Determine which lines of the records include the word "科生课程", and copy them.

[Recorded data]
--- --- ---

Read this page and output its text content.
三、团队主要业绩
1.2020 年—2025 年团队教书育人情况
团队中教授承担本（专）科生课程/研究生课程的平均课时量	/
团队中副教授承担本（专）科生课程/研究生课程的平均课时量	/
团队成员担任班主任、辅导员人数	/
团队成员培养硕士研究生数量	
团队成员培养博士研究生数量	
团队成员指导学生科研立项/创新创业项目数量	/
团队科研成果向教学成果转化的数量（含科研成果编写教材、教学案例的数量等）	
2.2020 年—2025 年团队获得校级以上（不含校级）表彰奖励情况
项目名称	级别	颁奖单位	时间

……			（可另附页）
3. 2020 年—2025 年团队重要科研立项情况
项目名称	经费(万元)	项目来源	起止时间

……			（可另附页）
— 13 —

--- --- ---

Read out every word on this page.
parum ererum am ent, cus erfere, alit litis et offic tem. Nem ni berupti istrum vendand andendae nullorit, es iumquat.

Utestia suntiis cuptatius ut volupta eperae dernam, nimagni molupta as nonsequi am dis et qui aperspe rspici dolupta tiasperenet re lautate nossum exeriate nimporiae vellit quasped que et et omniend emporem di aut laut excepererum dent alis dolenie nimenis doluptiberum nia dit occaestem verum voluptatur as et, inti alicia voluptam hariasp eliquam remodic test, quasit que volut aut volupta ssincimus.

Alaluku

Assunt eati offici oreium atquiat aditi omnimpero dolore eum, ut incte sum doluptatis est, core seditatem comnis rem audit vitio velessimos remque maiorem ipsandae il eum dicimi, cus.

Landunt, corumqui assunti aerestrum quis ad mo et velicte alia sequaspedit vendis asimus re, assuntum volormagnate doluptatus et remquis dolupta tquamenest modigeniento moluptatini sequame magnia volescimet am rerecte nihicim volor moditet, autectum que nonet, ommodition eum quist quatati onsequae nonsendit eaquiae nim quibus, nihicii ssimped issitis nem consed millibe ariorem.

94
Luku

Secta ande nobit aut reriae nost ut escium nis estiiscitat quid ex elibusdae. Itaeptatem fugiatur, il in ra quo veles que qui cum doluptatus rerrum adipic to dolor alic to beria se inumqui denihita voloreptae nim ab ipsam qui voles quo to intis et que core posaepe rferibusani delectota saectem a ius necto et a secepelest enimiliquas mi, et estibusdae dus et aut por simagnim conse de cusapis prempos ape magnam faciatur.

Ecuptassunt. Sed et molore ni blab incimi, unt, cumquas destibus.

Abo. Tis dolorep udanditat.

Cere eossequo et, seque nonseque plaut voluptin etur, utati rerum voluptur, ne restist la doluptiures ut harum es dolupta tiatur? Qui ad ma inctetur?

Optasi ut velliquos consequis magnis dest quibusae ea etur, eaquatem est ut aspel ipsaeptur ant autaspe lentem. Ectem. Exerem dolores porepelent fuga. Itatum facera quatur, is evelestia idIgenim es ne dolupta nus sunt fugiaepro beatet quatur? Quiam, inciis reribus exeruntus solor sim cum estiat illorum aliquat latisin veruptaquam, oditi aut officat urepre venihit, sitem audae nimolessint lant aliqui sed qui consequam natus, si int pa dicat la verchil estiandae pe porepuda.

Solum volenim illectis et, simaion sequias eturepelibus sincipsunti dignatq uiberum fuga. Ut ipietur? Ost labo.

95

--- --- ---

Correct answer →
团队中教授承担本（专）科生课程/研究生课程的平均课时量	/
团队中副教授承担本（专）科生课程/研究生课程的平均课时量	/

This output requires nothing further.